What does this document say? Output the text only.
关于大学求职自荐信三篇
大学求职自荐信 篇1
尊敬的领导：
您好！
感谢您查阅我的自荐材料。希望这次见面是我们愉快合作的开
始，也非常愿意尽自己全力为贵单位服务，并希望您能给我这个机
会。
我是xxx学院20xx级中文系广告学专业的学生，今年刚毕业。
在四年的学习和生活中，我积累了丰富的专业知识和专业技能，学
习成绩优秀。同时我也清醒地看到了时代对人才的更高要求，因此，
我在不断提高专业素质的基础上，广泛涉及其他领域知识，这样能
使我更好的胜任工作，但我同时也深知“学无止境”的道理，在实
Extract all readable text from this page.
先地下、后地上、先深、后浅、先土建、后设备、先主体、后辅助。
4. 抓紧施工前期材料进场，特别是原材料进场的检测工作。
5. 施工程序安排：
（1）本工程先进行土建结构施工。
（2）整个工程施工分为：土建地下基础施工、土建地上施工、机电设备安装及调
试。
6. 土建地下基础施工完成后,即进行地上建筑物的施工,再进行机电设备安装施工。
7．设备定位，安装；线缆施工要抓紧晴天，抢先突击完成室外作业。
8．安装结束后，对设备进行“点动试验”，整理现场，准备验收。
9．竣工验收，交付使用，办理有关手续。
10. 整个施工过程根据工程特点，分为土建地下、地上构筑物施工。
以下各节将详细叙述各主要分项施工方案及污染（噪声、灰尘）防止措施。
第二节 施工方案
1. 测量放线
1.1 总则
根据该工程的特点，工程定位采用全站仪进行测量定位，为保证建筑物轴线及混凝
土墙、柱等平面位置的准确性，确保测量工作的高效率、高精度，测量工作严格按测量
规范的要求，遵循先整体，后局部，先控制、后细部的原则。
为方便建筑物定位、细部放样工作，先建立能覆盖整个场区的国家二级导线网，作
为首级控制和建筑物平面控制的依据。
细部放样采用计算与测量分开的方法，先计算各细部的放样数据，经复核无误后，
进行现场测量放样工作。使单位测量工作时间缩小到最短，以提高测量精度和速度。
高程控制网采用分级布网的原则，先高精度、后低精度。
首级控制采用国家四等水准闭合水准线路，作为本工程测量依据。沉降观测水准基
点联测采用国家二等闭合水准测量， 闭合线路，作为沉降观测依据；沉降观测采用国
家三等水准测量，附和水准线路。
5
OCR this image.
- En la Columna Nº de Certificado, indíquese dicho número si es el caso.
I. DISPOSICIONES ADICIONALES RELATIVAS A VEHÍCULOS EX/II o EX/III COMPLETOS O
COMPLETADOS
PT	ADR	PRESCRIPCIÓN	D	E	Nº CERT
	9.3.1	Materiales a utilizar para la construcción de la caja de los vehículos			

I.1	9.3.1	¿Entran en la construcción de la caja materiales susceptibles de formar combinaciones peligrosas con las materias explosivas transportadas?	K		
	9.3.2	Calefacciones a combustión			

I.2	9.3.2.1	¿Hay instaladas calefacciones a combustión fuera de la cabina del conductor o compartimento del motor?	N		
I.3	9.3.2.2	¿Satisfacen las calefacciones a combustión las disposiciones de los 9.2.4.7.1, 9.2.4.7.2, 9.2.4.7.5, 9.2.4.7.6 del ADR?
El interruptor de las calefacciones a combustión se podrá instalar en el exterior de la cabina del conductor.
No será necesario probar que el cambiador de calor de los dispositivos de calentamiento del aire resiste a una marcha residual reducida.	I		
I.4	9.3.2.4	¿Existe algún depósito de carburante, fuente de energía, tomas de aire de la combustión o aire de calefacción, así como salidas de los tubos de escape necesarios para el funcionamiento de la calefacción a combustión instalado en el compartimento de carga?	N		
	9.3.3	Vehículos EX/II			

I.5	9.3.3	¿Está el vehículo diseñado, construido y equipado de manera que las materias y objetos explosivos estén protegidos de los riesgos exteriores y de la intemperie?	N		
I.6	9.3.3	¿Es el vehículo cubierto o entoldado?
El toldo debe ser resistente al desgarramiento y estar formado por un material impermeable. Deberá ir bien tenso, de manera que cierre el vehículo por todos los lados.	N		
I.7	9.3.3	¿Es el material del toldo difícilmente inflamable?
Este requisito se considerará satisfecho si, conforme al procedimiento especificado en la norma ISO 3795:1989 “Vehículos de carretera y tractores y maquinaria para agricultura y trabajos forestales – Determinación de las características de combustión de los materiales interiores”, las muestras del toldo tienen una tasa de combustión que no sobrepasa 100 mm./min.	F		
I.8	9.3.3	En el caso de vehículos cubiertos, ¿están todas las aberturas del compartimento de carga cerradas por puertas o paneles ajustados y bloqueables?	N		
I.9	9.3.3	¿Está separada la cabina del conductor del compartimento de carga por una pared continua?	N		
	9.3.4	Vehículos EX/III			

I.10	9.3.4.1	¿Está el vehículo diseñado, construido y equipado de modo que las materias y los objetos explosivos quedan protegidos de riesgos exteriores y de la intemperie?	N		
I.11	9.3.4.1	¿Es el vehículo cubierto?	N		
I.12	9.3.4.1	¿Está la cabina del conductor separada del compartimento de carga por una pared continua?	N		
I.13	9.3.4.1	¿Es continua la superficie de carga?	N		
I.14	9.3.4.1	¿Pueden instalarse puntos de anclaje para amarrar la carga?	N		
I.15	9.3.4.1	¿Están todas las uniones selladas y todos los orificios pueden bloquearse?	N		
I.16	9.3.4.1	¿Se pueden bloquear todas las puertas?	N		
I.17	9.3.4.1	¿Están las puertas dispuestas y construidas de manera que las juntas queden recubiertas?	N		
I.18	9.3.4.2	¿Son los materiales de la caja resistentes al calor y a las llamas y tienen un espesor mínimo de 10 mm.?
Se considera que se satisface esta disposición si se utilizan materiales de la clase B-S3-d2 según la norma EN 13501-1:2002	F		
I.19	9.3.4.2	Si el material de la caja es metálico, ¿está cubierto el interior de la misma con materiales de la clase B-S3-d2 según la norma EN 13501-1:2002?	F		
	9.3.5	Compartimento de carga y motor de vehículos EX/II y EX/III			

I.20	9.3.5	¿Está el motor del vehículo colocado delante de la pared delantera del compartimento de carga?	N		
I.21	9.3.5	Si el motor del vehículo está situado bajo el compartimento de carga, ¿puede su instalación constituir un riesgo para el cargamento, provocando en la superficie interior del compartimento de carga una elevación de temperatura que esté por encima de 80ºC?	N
● ● ● ● ●
» **Goal of the exercise**
Copy every line of the records above that holds the word "continua".

» **Answer to the exercise**
I.9	9.3.3	¿Está separada la cabina del conductor del compartimento de carga por una pared continua?	N		
I.12	9.3.4.1	¿Está la cabina del conductor separada del compartimento de carga por una pared continua?	N		
I.13	9.3.4.1	¿Es continua la superficie de carga?	N		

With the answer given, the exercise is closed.